Stored items:
***

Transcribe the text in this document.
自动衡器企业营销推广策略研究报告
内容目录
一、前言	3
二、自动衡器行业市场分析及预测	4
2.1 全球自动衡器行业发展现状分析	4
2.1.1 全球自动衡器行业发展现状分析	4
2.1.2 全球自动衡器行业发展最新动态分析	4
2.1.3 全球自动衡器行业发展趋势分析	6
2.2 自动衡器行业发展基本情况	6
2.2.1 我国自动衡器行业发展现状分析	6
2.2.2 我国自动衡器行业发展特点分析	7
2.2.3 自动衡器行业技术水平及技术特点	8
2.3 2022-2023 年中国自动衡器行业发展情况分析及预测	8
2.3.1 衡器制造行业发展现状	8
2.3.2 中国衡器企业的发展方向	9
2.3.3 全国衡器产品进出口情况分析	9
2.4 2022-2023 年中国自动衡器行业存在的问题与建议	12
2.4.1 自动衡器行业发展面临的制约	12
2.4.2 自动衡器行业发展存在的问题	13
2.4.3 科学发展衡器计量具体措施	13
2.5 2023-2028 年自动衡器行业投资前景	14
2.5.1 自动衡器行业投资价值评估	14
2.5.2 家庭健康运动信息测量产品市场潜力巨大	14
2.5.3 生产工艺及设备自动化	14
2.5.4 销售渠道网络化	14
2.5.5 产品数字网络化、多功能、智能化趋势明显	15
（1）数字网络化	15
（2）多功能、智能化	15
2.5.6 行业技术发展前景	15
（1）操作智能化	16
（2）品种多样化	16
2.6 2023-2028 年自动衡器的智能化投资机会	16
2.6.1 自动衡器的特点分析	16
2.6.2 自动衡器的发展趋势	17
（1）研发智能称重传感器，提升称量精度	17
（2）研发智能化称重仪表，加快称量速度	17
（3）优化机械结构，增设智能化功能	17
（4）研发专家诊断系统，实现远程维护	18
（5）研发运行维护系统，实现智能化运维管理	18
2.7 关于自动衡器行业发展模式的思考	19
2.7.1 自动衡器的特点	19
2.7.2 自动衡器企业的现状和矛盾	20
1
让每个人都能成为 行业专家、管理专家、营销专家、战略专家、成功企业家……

***

What is the number of lines that hold the string "全球自动衡器行业发展现状分析"? Give it alone.

> _Task result_:
2